- Records to process:
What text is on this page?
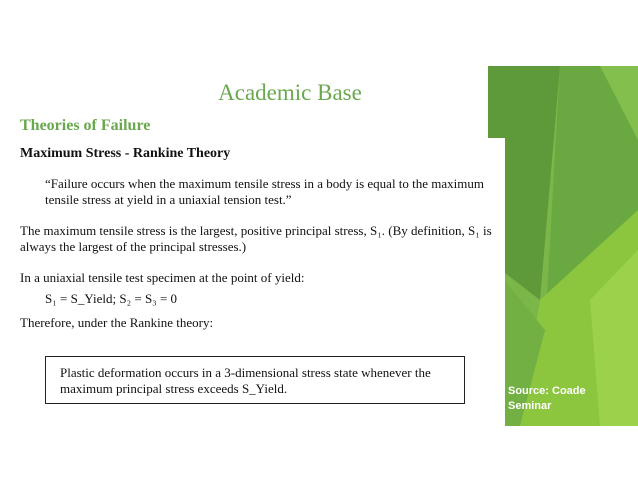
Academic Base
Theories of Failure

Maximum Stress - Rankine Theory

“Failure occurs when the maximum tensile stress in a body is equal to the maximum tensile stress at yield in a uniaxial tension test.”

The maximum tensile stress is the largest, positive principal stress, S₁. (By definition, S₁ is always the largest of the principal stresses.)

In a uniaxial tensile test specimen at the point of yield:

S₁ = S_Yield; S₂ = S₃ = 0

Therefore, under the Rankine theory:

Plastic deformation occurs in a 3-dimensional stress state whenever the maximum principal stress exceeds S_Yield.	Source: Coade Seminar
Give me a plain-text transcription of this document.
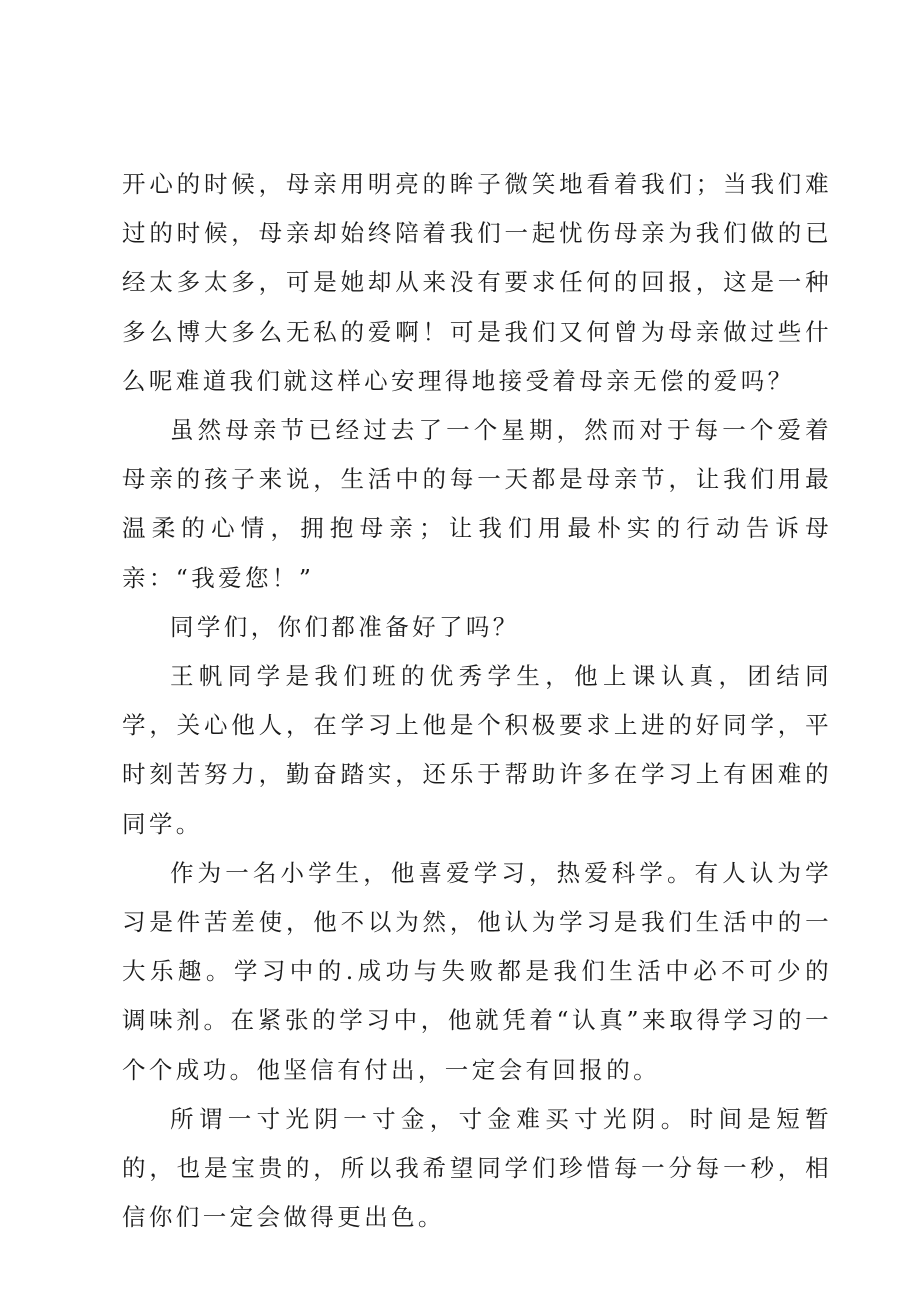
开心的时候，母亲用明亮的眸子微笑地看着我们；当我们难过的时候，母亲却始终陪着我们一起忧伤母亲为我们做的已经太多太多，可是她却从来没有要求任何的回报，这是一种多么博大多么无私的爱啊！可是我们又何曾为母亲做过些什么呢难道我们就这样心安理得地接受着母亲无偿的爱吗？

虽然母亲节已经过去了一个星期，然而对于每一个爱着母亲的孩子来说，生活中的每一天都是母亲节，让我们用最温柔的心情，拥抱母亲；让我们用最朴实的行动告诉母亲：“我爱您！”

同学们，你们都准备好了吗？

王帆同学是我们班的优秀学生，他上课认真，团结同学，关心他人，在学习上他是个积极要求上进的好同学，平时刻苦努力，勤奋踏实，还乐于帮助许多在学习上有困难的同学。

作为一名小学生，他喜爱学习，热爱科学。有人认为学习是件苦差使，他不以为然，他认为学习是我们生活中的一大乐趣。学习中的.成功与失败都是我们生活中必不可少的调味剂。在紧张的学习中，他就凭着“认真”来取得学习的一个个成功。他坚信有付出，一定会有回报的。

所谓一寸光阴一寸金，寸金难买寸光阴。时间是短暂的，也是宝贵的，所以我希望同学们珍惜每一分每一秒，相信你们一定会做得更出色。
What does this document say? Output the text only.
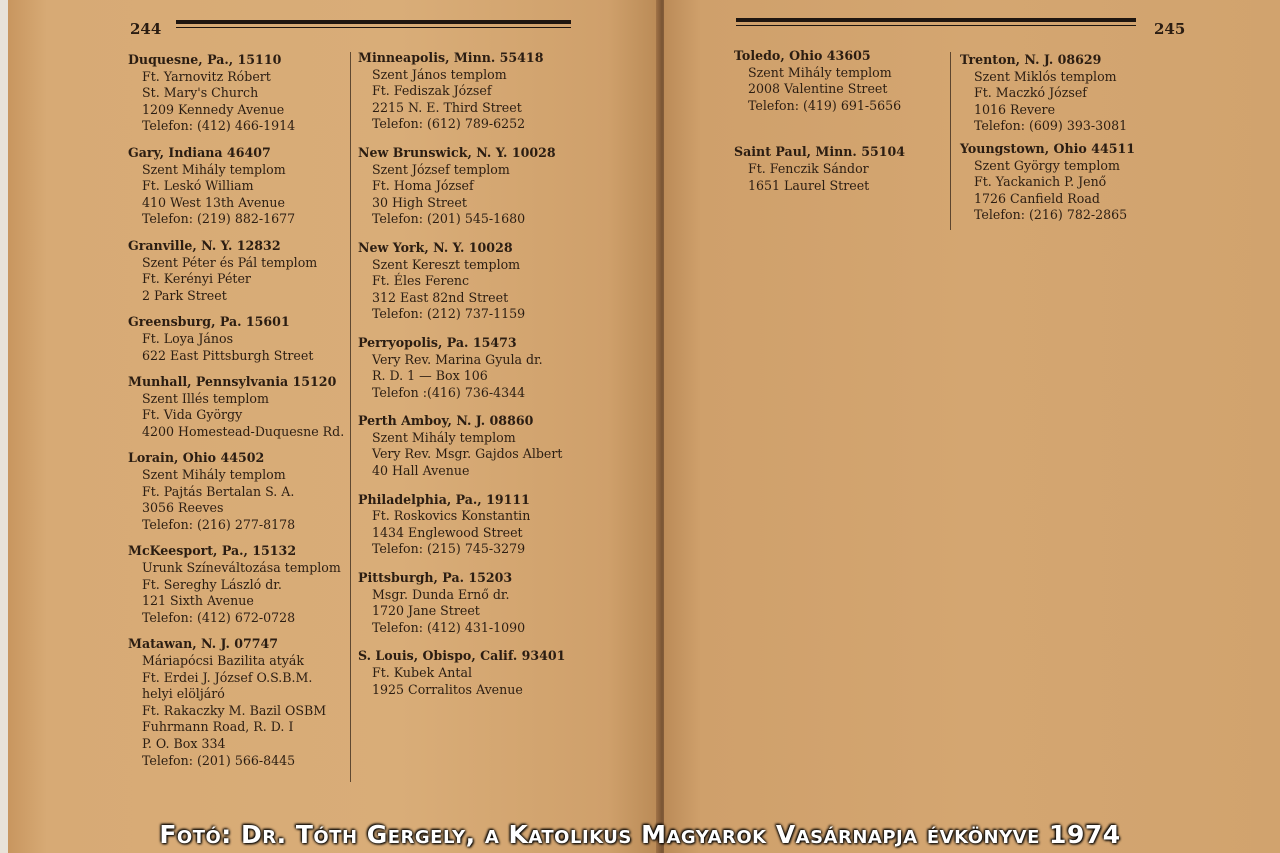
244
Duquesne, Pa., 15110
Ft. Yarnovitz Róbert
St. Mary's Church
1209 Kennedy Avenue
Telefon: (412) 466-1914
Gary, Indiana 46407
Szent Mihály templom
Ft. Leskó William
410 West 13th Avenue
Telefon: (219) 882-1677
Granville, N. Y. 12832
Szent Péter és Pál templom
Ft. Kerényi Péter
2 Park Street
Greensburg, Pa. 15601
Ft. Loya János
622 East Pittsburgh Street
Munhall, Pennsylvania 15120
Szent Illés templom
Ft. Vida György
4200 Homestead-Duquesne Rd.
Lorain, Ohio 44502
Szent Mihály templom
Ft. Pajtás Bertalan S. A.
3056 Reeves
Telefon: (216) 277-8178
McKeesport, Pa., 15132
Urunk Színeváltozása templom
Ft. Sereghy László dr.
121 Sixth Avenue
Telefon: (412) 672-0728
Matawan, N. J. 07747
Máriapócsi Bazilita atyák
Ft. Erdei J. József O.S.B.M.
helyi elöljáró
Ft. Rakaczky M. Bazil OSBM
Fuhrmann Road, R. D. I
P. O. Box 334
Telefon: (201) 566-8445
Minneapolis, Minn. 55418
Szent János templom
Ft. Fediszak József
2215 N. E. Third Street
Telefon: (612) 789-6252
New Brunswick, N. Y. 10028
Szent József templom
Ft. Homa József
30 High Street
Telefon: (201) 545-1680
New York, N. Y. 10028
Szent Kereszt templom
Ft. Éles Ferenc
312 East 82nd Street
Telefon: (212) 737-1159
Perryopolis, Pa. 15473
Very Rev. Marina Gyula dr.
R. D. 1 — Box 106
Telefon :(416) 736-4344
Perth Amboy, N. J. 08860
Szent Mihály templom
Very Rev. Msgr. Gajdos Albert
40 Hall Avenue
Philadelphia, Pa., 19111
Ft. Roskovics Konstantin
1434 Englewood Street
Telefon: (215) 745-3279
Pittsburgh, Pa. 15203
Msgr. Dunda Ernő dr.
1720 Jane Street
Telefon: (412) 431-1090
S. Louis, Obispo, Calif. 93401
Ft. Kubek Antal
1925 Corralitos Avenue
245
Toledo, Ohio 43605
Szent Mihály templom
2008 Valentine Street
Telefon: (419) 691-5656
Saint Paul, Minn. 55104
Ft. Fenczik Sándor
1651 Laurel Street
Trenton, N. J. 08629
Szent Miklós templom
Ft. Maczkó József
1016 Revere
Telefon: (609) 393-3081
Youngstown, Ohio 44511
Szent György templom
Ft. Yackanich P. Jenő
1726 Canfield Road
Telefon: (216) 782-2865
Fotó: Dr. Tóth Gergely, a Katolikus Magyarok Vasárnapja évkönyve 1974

- Aim of the task: Every line in the data that holds "Pittsburgh" should be copied out.

- Answer:
622 East Pittsburgh Street
Pittsburgh, Pa. 15203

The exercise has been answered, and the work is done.